* [Set exercise]: Quote every entry word for word.

(Data entries)
------------------------
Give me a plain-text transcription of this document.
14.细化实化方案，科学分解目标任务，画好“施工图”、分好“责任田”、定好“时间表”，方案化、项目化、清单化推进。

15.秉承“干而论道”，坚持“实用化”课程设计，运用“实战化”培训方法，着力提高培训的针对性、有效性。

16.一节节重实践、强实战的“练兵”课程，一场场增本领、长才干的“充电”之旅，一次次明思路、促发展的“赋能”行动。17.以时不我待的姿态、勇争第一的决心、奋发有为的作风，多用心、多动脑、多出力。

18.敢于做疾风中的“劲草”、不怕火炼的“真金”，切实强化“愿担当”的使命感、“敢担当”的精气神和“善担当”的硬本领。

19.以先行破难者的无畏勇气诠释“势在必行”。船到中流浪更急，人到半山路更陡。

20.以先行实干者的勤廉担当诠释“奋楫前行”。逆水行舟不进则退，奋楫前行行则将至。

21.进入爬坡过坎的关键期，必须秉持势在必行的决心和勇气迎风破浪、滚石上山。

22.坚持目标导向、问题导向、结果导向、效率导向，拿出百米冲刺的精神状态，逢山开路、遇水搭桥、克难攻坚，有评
------------------------
* [Written response]:
Give me a plain-text transcription of this document.
14.细化实化方案，科学分解目标任务，画好“施工图”、分好“责任田”、定好“时间表”，方案化、项目化、清单化推进。

15.秉承“干而论道”，坚持“实用化”课程设计，运用“实战化”培训方法，着力提高培训的针对性、有效性。

16.一节节重实践、强实战的“练兵”课程，一场场增本领、长才干的“充电”之旅，一次次明思路、促发展的“赋能”行动。17.以时不我待的姿态、勇争第一的决心、奋发有为的作风，多用心、多动脑、多出力。

18.敢于做疾风中的“劲草”、不怕火炼的“真金”，切实强化“愿担当”的使命感、“敢担当”的精气神和“善担当”的硬本领。

19.以先行破难者的无畏勇气诠释“势在必行”。船到中流浪更急，人到半山路更陡。

20.以先行实干者的勤廉担当诠释“奋楫前行”。逆水行舟不进则退，奋楫前行行则将至。

21.进入爬坡过坎的关键期，必须秉持势在必行的决心和勇气迎风破浪、滚石上山。

22.坚持目标导向、问题导向、结果导向、效率导向，拿出百米冲刺的精神状态，逢山开路、遇水搭桥、克难攻坚，有评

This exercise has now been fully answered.